**WHAT IS EXPECTED**
Repeat each record exactly. Any picture gets left out.

-- start --

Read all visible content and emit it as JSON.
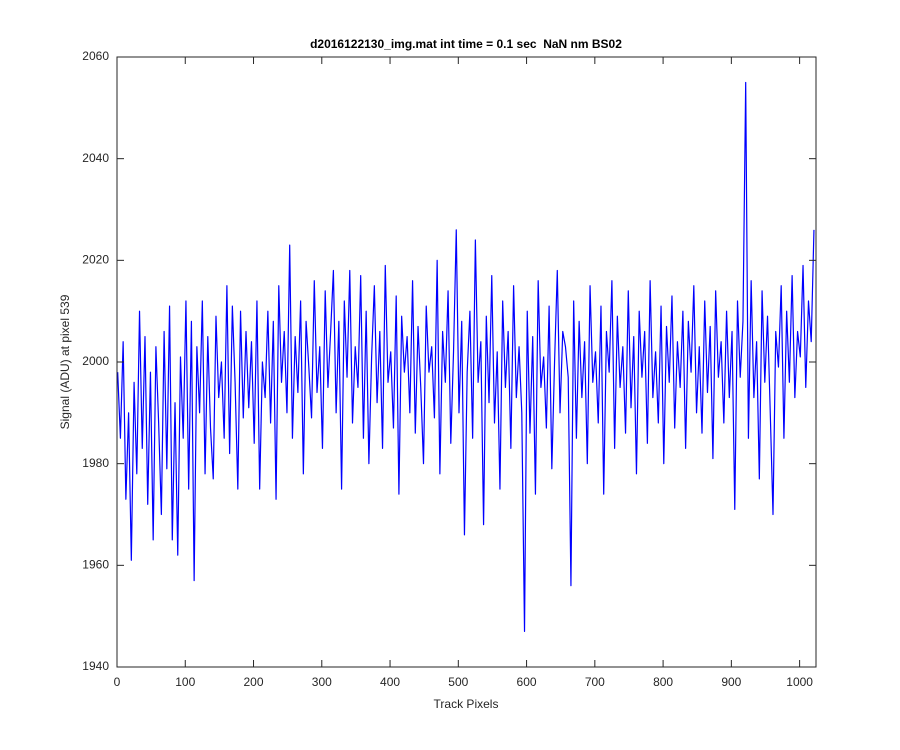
{
  "chart_data": {
    "type": "line",
    "title": "d2016122130_img.mat int time = 0.1 sec  NaN nm BS02",
    "xlabel": "Track Pixels",
    "ylabel": "Signal (ADU) at pixel 539",
    "color": "#0000ff",
    "xlim": [
      0,
      1024
    ],
    "ylim": [
      1940,
      2060
    ],
    "xticks": [
      0,
      100,
      200,
      300,
      400,
      500,
      600,
      700,
      800,
      900,
      1000
    ],
    "yticks": [
      1940,
      1960,
      1980,
      2000,
      2020,
      2040,
      2060
    ],
    "x": [
      1,
      5,
      9,
      13,
      17,
      21,
      25,
      29,
      33,
      37,
      41,
      45,
      49,
      53,
      57,
      61,
      65,
      69,
      73,
      77,
      81,
      85,
      89,
      93,
      97,
      101,
      105,
      109,
      113,
      117,
      121,
      125,
      129,
      133,
      137,
      141,
      145,
      149,
      153,
      157,
      161,
      165,
      169,
      173,
      177,
      181,
      185,
      189,
      193,
      197,
      201,
      205,
      209,
      213,
      217,
      221,
      225,
      229,
      233,
      237,
      241,
      245,
      249,
      253,
      257,
      261,
      265,
      269,
      273,
      277,
      281,
      285,
      289,
      293,
      297,
      301,
      305,
      309,
      313,
      317,
      321,
      325,
      329,
      333,
      337,
      341,
      345,
      349,
      353,
      357,
      361,
      365,
      369,
      373,
      377,
      381,
      385,
      389,
      393,
      397,
      401,
      405,
      409,
      413,
      417,
      421,
      425,
      429,
      433,
      437,
      441,
      445,
      449,
      453,
      457,
      461,
      465,
      469,
      473,
      477,
      481,
      485,
      489,
      493,
      497,
      501,
      505,
      509,
      513,
      517,
      521,
      525,
      529,
      533,
      537,
      541,
      545,
      549,
      553,
      557,
      561,
      565,
      569,
      573,
      577,
      581,
      585,
      589,
      593,
      597,
      601,
      605,
      609,
      613,
      617,
      621,
      625,
      629,
      633,
      637,
      641,
      645,
      649,
      653,
      657,
      661,
      665,
      669,
      673,
      677,
      681,
      685,
      689,
      693,
      697,
      701,
      705,
      709,
      713,
      717,
      721,
      725,
      729,
      733,
      737,
      741,
      745,
      749,
      753,
      757,
      761,
      765,
      769,
      773,
      777,
      781,
      785,
      789,
      793,
      797,
      801,
      805,
      809,
      813,
      817,
      821,
      825,
      829,
      833,
      837,
      841,
      845,
      849,
      853,
      857,
      861,
      865,
      869,
      873,
      877,
      881,
      885,
      889,
      893,
      897,
      901,
      905,
      909,
      913,
      917,
      921,
      925,
      929,
      933,
      937,
      941,
      945,
      949,
      953,
      957,
      961,
      965,
      969,
      973,
      977,
      981,
      985,
      989,
      993,
      997,
      1001,
      1005,
      1009,
      1013,
      1017,
      1021
    ],
    "values": [
      1998,
      1985,
      2004,
      1973,
      1990,
      1961,
      1996,
      1978,
      2010,
      1983,
      2005,
      1972,
      1998,
      1965,
      2003,
      1988,
      1970,
      2006,
      1979,
      2011,
      1965,
      1992,
      1962,
      2001,
      1985,
      2012,
      1975,
      2008,
      1957,
      2003,
      1990,
      2012,
      1978,
      2005,
      1987,
      1977,
      2009,
      1993,
      2000,
      1985,
      2015,
      1982,
      2011,
      1996,
      1975,
      2010,
      1989,
      2006,
      1991,
      2004,
      1984,
      2012,
      1975,
      2000,
      1993,
      2010,
      1988,
      2008,
      1973,
      2015,
      1996,
      2006,
      1990,
      2023,
      1985,
      2005,
      1994,
      2012,
      1978,
      2008,
      1999,
      1989,
      2016,
      1994,
      2003,
      1983,
      2014,
      1995,
      2006,
      2018,
      1990,
      2008,
      1975,
      2012,
      1997,
      2018,
      1988,
      2003,
      1995,
      2017,
      1985,
      2010,
      1980,
      2001,
      2015,
      1992,
      2006,
      1983,
      2019,
      1996,
      2002,
      1987,
      2013,
      1974,
      2009,
      1998,
      2005,
      1990,
      2016,
      1986,
      2007,
      1995,
      1980,
      2011,
      1998,
      2003,
      1989,
      2020,
      1978,
      2006,
      1996,
      2014,
      1984,
      2002,
      2026,
      1990,
      2008,
      1966,
      1998,
      2010,
      1985,
      2024,
      1996,
      2004,
      1968,
      2009,
      1992,
      2017,
      1988,
      2002,
      1975,
      2012,
      1995,
      2006,
      1983,
      2015,
      1993,
      2003,
      1990,
      1947,
      2010,
      1986,
      2005,
      1974,
      2016,
      1995,
      2001,
      1987,
      2011,
      1979,
      2000,
      2018,
      1990,
      2006,
      2003,
      1997,
      1956,
      2012,
      1985,
      2008,
      1993,
      2004,
      1980,
      2015,
      1996,
      2002,
      1988,
      2011,
      1974,
      2006,
      1998,
      2016,
      1983,
      2009,
      1995,
      2003,
      1986,
      2014,
      1991,
      2005,
      1978,
      2010,
      1997,
      2006,
      1984,
      2016,
      1993,
      2002,
      1988,
      2011,
      1980,
      2007,
      1996,
      2013,
      1987,
      2004,
      1995,
      2010,
      1983,
      2008,
      1998,
      2015,
      1990,
      2003,
      1986,
      2012,
      1994,
      2007,
      1981,
      2014,
      1997,
      2004,
      1988,
      2010,
      1993,
      2006,
      1971,
      2012,
      1997,
      2008,
      2055,
      1985,
      2016,
      1993,
      2004,
      1977,
      2014,
      1996,
      2009,
      1990,
      1970,
      2006,
      1999,
      2015,
      1985,
      2010,
      1996,
      2017,
      1993,
      2006,
      2001,
      2019,
      1995,
      2012,
      2004,
      2026
    ]
  }
}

-- end --

**EXPECTED ANSWER**
Read all visible content and emit it as JSON.
{
  "chart_data": {
    "type": "line",
    "title": "d2016122130_img.mat int time = 0.1 sec  NaN nm BS02",
    "xlabel": "Track Pixels",
    "ylabel": "Signal (ADU) at pixel 539",
    "color": "#0000ff",
    "xlim": [
      0,
      1024
    ],
    "ylim": [
      1940,
      2060
    ],
    "xticks": [
      0,
      100,
      200,
      300,
      400,
      500,
      600,
      700,
      800,
      900,
      1000
    ],
    "yticks": [
      1940,
      1960,
      1980,
      2000,
      2020,
      2040,
      2060
    ],
    "x": [
      1,
      5,
      9,
      13,
      17,
      21,
      25,
      29,
      33,
      37,
      41,
      45,
      49,
      53,
      57,
      61,
      65,
      69,
      73,
      77,
      81,
      85,
      89,
      93,
      97,
      101,
      105,
      109,
      113,
      117,
      121,
      125,
      129,
      133,
      137,
      141,
      145,
      149,
      153,
      157,
      161,
      165,
      169,
      173,
      177,
      181,
      185,
      189,
      193,
      197,
      201,
      205,
      209,
      213,
      217,
      221,
      225,
      229,
      233,
      237,
      241,
      245,
      249,
      253,
      257,
      261,
      265,
      269,
      273,
      277,
      281,
      285,
      289,
      293,
      297,
      301,
      305,
      309,
      313,
      317,
      321,
      325,
      329,
      333,
      337,
      341,
      345,
      349,
      353,
      357,
      361,
      365,
      369,
      373,
      377,
      381,
      385,
      389,
      393,
      397,
      401,
      405,
      409,
      413,
      417,
      421,
      425,
      429,
      433,
      437,
      441,
      445,
      449,
      453,
      457,
      461,
      465,
      469,
      473,
      477,
      481,
      485,
      489,
      493,
      497,
      501,
      505,
      509,
      513,
      517,
      521,
      525,
      529,
      533,
      537,
      541,
      545,
      549,
      553,
      557,
      561,
      565,
      569,
      573,
      577,
      581,
      585,
      589,
      593,
      597,
      601,
      605,
      609,
      613,
      617,
      621,
      625,
      629,
      633,
      637,
      641,
      645,
      649,
      653,
      657,
      661,
      665,
      669,
      673,
      677,
      681,
      685,
      689,
      693,
      697,
      701,
      705,
      709,
      713,
      717,
      721,
      725,
      729,
      733,
      737,
      741,
      745,
      749,
      753,
      757,
      761,
      765,
      769,
      773,
      777,
      781,
      785,
      789,
      793,
      797,
      801,
      805,
      809,
      813,
      817,
      821,
      825,
      829,
      833,
      837,
      841,
      845,
      849,
      853,
      857,
      861,
      865,
      869,
      873,
      877,
      881,
      885,
      889,
      893,
      897,
      901,
      905,
      909,
      913,
      917,
      921,
      925,
      929,
      933,
      937,
      941,
      945,
      949,
      953,
      957,
      961,
      965,
      969,
      973,
      977,
      981,
      985,
      989,
      993,
      997,
      1001,
      1005,
      1009,
      1013,
      1017,
      1021
    ],
    "values": [
      1998,
      1985,
      2004,
      1973,
      1990,
      1961,
      1996,
      1978,
      2010,
      1983,
      2005,
      1972,
      1998,
      1965,
      2003,
      1988,
      1970,
      2006,
      1979,
      2011,
      1965,
      1992,
      1962,
      2001,
      1985,
      2012,
      1975,
      2008,
      1957,
      2003,
      1990,
      2012,
      1978,
      2005,
      1987,
      1977,
      2009,
      1993,
      2000,
      1985,
      2015,
      1982,
      2011,
      1996,
      1975,
      2010,
      1989,
      2006,
      1991,
      2004,
      1984,
      2012,
      1975,
      2000,
      1993,
      2010,
      1988,
      2008,
      1973,
      2015,
      1996,
      2006,
      1990,
      2023,
      1985,
      2005,
      1994,
      2012,
      1978,
      2008,
      1999,
      1989,
      2016,
      1994,
      2003,
      1983,
      2014,
      1995,
      2006,
      2018,
      1990,
      2008,
      1975,
      2012,
      1997,
      2018,
      1988,
      2003,
      1995,
      2017,
      1985,
      2010,
      1980,
      2001,
      2015,
      1992,
      2006,
      1983,
      2019,
      1996,
      2002,
      1987,
      2013,
      1974,
      2009,
      1998,
      2005,
      1990,
      2016,
      1986,
      2007,
      1995,
      1980,
      2011,
      1998,
      2003,
      1989,
      2020,
      1978,
      2006,
      1996,
      2014,
      1984,
      2002,
      2026,
      1990,
      2008,
      1966,
      1998,
      2010,
      1985,
      2024,
      1996,
      2004,
      1968,
      2009,
      1992,
      2017,
      1988,
      2002,
      1975,
      2012,
      1995,
      2006,
      1983,
      2015,
      1993,
      2003,
      1990,
      1947,
      2010,
      1986,
      2005,
      1974,
      2016,
      1995,
      2001,
      1987,
      2011,
      1979,
      2000,
      2018,
      1990,
      2006,
      2003,
      1997,
      1956,
      2012,
      1985,
      2008,
      1993,
      2004,
      1980,
      2015,
      1996,
      2002,
      1988,
      2011,
      1974,
      2006,
      1998,
      2016,
      1983,
      2009,
      1995,
      2003,
      1986,
      2014,
      1991,
      2005,
      1978,
      2010,
      1997,
      2006,
      1984,
      2016,
      1993,
      2002,
      1988,
      2011,
      1980,
      2007,
      1996,
      2013,
      1987,
      2004,
      1995,
      2010,
      1983,
      2008,
      1998,
      2015,
      1990,
      2003,
      1986,
      2012,
      1994,
      2007,
      1981,
      2014,
      1997,
      2004,
      1988,
      2010,
      1993,
      2006,
      1971,
      2012,
      1997,
      2008,
      2055,
      1985,
      2016,
      1993,
      2004,
      1977,
      2014,
      1996,
      2009,
      1990,
      1970,
      2006,
      1999,
      2015,
      1985,
      2010,
      1996,
      2017,
      1993,
      2006,
      2001,
      2019,
      1995,
      2012,
      2004,
      2026
    ]
  }
}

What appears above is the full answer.